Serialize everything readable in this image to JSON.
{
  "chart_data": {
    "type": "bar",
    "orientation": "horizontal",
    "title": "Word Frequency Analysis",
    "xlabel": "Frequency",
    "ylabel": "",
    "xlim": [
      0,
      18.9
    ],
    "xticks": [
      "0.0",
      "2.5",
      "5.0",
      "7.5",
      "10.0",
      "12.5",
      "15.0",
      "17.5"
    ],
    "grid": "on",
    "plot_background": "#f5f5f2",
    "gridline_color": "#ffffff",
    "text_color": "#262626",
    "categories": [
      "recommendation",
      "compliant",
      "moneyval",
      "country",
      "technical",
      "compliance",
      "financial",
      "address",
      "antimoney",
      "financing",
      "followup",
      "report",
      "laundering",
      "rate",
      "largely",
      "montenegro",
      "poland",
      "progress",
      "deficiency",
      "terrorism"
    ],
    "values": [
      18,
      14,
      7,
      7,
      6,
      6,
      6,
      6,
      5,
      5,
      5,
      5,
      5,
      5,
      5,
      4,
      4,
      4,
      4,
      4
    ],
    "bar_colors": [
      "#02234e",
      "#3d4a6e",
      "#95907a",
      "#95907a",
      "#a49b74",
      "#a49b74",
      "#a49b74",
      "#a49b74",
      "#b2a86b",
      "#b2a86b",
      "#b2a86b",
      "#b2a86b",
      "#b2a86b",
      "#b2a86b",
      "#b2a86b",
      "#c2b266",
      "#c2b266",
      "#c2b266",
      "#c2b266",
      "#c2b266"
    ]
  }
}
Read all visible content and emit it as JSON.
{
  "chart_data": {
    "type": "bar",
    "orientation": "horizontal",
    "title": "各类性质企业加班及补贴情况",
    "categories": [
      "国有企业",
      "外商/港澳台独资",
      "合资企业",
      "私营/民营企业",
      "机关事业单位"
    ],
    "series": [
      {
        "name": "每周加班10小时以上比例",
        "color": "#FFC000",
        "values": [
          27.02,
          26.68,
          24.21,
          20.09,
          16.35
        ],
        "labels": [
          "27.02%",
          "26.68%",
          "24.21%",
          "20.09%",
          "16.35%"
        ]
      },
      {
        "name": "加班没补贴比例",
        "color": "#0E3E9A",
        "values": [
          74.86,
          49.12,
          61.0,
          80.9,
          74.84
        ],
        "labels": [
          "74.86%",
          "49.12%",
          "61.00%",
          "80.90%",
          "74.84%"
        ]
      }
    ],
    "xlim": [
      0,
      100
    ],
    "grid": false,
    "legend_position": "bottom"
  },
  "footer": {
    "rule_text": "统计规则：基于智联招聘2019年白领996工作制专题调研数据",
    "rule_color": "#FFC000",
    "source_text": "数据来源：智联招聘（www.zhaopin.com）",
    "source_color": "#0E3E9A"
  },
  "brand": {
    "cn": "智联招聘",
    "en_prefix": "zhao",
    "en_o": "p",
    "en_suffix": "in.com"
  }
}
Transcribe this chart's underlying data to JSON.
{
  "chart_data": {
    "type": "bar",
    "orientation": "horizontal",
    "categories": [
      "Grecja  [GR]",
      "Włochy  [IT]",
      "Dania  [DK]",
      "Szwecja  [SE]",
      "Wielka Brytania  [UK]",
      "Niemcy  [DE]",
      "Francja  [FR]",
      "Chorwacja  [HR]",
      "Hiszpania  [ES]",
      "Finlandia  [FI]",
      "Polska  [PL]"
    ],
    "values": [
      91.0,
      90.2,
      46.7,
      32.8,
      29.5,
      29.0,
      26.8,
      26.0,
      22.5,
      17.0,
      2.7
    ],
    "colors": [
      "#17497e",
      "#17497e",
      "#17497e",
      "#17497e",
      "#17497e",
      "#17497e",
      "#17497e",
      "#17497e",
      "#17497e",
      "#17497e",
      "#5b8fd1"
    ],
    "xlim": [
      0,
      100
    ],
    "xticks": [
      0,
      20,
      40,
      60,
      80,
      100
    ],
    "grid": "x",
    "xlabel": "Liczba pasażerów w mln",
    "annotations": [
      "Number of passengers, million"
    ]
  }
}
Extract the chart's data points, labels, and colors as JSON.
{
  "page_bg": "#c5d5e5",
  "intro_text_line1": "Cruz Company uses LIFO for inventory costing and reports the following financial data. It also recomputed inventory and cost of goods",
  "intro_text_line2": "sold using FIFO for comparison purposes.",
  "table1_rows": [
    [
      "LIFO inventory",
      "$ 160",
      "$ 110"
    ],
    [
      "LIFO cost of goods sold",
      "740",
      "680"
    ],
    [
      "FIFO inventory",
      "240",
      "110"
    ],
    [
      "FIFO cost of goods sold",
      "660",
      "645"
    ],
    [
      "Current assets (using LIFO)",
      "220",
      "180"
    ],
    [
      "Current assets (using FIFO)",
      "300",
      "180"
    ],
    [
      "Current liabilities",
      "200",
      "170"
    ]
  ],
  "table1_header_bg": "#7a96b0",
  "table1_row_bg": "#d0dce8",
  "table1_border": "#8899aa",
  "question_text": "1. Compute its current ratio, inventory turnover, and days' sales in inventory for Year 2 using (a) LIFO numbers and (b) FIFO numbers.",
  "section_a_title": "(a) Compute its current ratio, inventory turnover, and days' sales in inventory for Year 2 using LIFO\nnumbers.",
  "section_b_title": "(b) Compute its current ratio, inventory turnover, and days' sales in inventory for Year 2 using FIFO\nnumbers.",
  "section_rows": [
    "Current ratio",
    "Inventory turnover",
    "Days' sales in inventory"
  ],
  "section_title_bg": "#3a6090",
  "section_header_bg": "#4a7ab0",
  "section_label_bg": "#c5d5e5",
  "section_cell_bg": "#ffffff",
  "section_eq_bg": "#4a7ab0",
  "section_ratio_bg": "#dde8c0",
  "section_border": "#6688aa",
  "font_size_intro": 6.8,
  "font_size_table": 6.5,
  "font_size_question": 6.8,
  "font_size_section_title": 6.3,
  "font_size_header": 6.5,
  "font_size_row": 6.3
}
▬▬▬
Give the count of lines in the listing that hold the word "turnover", with no other text.

4